**WORK TO DO**:
Count how many lines below contain the word "this", then give that number alone.

**MATERIAL FOR THE TASK**:
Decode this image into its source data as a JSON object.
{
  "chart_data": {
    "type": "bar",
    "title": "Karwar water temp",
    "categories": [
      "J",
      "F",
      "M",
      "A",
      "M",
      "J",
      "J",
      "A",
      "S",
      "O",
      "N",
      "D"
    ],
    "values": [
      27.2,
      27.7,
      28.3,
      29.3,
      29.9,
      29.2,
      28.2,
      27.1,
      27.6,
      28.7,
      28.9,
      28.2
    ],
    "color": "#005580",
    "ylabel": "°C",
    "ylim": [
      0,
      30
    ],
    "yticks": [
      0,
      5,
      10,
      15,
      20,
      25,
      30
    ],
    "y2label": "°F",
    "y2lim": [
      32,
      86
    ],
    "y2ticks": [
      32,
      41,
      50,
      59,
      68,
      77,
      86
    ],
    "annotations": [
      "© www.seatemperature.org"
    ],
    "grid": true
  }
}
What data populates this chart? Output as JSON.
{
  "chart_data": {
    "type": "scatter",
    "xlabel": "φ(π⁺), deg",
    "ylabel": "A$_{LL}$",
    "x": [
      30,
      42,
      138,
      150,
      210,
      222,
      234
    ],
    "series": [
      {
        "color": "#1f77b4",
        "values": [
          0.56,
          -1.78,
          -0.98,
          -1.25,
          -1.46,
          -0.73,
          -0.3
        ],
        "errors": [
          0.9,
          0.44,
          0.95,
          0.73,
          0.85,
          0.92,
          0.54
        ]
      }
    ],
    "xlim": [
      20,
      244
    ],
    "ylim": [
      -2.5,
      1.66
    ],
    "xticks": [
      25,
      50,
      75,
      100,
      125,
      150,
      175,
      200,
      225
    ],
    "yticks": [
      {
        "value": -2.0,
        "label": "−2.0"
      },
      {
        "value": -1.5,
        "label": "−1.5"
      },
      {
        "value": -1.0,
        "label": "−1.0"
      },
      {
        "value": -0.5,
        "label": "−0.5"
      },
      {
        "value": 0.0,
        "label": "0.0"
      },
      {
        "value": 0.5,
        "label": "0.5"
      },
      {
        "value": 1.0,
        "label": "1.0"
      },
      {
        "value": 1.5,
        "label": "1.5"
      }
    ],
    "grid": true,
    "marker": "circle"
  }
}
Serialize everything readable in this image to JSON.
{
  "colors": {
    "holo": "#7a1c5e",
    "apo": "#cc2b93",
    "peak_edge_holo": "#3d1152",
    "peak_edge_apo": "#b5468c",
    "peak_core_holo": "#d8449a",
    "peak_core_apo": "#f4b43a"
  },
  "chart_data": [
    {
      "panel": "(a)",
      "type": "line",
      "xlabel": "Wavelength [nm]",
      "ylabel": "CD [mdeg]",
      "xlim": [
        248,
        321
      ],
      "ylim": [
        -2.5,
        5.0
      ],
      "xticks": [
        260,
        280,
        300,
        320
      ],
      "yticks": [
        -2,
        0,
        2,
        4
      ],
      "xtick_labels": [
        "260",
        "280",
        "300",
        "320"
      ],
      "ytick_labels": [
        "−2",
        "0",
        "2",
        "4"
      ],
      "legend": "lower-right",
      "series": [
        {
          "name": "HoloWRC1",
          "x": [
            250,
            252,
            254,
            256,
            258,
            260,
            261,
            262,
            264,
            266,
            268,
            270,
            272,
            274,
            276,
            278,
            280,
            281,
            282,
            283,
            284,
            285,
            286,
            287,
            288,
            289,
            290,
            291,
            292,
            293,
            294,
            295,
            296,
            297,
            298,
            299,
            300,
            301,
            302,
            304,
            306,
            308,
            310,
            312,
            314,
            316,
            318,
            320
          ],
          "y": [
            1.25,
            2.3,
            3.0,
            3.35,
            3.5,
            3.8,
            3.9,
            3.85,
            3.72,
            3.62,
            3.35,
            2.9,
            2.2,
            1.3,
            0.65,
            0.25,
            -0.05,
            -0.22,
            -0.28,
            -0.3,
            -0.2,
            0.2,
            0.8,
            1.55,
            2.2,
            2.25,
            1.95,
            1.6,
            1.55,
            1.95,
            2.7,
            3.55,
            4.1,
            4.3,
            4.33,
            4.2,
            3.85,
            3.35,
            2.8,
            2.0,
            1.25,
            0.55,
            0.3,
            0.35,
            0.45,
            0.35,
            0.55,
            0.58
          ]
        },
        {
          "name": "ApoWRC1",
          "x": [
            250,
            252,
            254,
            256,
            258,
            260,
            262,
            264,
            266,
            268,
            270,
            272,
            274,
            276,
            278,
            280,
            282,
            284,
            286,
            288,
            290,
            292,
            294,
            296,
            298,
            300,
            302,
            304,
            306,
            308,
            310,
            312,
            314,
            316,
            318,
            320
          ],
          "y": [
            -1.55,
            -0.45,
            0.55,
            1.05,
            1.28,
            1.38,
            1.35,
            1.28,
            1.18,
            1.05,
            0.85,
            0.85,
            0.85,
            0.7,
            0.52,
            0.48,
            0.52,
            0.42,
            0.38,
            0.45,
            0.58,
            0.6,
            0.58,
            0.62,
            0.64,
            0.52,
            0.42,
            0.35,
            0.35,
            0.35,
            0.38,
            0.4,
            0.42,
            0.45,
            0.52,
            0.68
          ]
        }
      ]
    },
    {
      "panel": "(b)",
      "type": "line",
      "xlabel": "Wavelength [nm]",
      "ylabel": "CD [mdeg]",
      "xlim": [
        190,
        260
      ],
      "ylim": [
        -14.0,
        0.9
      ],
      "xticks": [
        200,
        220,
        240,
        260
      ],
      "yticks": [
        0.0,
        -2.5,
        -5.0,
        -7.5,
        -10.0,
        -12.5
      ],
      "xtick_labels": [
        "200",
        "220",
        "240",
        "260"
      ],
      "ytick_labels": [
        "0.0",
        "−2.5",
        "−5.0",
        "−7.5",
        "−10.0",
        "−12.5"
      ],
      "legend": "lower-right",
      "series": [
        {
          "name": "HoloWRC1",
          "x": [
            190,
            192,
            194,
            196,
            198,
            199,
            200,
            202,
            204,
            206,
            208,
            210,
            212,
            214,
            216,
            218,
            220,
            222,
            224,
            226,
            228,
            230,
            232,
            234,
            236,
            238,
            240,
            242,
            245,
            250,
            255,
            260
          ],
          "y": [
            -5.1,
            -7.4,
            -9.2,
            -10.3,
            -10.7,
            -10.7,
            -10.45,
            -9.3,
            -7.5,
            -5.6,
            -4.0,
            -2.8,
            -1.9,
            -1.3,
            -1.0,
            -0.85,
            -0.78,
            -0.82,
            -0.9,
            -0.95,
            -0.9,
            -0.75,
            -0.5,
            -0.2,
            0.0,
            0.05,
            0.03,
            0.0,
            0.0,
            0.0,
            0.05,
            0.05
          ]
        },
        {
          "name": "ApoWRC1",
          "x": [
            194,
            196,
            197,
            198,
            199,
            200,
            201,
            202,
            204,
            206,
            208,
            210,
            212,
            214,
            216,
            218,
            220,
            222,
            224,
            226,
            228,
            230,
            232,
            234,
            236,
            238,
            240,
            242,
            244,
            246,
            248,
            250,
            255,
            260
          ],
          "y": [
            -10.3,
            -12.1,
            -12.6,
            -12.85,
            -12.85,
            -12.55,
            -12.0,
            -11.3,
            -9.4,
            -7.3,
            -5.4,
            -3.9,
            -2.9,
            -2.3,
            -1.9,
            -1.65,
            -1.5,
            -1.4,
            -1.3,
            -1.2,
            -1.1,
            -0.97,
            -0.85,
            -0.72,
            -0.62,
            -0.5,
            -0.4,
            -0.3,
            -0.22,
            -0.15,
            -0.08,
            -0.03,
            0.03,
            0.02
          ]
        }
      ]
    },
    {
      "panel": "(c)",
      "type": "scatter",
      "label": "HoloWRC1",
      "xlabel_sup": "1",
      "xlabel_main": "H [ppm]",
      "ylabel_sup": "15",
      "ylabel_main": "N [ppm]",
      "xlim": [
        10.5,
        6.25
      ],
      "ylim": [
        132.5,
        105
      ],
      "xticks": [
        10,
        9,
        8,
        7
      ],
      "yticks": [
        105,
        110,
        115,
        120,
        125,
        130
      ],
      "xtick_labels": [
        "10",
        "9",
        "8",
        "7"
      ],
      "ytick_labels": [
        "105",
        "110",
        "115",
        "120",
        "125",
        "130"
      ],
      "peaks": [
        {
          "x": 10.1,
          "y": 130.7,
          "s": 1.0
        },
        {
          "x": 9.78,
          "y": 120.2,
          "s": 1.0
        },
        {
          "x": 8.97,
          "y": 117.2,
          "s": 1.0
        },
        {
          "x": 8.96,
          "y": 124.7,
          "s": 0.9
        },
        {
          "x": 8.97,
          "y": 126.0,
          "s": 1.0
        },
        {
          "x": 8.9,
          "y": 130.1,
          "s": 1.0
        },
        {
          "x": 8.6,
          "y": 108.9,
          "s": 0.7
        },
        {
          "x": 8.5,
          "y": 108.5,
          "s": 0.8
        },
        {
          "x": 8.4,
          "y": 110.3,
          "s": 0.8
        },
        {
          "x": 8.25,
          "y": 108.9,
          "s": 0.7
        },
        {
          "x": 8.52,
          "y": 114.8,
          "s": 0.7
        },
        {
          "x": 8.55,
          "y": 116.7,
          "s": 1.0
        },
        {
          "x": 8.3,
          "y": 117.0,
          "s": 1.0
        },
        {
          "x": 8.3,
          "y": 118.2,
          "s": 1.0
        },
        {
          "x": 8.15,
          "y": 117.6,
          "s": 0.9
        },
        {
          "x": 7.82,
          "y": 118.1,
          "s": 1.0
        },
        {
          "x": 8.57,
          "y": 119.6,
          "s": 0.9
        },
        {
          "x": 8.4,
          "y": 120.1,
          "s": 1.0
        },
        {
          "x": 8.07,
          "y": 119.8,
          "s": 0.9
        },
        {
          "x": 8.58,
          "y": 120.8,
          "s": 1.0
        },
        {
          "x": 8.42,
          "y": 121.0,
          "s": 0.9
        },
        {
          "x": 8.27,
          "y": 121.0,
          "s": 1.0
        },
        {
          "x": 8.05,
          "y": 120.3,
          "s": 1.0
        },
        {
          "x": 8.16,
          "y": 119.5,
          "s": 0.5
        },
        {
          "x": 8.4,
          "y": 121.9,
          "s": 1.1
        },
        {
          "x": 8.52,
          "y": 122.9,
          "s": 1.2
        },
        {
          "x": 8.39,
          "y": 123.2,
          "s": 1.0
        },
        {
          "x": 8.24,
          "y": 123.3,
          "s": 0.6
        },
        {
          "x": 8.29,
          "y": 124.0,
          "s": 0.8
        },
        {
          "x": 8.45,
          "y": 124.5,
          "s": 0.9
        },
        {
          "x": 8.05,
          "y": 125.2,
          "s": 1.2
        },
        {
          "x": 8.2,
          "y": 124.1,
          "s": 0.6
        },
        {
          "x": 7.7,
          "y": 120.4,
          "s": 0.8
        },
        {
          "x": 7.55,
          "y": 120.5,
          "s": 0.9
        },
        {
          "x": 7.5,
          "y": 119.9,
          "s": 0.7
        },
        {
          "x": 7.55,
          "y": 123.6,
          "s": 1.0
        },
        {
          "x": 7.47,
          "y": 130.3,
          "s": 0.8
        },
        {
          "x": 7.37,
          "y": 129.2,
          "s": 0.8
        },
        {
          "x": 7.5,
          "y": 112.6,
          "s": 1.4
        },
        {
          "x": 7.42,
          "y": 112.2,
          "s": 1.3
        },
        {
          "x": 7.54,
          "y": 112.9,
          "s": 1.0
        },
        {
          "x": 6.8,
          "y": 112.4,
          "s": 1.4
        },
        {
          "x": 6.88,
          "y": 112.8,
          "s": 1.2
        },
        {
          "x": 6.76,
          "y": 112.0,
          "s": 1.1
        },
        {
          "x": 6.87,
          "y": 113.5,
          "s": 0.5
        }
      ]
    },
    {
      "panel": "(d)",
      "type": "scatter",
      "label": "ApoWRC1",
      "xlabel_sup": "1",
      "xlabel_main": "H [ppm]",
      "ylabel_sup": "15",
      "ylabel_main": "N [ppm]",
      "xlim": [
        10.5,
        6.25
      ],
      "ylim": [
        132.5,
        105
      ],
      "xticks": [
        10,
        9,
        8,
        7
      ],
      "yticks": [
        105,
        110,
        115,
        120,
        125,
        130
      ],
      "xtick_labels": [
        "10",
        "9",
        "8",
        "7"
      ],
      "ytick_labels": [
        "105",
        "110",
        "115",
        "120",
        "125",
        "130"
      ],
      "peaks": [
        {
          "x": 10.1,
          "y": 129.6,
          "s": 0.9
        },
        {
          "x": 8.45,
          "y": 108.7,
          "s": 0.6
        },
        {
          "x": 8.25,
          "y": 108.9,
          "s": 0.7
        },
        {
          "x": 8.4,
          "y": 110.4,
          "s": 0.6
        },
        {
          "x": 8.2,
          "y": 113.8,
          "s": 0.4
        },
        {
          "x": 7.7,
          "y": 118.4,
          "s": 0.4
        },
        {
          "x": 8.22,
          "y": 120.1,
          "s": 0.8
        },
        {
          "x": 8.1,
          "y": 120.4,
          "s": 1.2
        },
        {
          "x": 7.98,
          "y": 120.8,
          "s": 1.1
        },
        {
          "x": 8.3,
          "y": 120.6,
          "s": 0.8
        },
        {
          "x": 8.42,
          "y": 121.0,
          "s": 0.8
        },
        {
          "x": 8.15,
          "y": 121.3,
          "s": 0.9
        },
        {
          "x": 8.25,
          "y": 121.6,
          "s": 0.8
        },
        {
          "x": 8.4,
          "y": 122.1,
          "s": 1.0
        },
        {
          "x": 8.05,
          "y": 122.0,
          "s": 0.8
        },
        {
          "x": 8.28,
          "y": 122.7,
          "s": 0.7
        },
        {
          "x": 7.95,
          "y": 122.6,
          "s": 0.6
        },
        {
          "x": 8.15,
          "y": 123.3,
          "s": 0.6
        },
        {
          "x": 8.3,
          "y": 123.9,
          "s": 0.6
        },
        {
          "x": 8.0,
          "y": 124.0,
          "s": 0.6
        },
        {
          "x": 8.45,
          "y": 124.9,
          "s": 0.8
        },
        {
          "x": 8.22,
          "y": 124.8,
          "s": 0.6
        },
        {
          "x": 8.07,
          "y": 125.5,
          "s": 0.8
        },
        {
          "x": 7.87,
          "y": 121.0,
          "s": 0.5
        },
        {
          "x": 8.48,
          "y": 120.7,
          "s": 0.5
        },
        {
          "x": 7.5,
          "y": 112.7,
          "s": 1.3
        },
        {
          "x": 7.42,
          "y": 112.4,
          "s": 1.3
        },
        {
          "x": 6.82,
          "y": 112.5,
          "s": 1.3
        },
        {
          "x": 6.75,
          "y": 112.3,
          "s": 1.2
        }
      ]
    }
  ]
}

**RESULT BELOW**:
3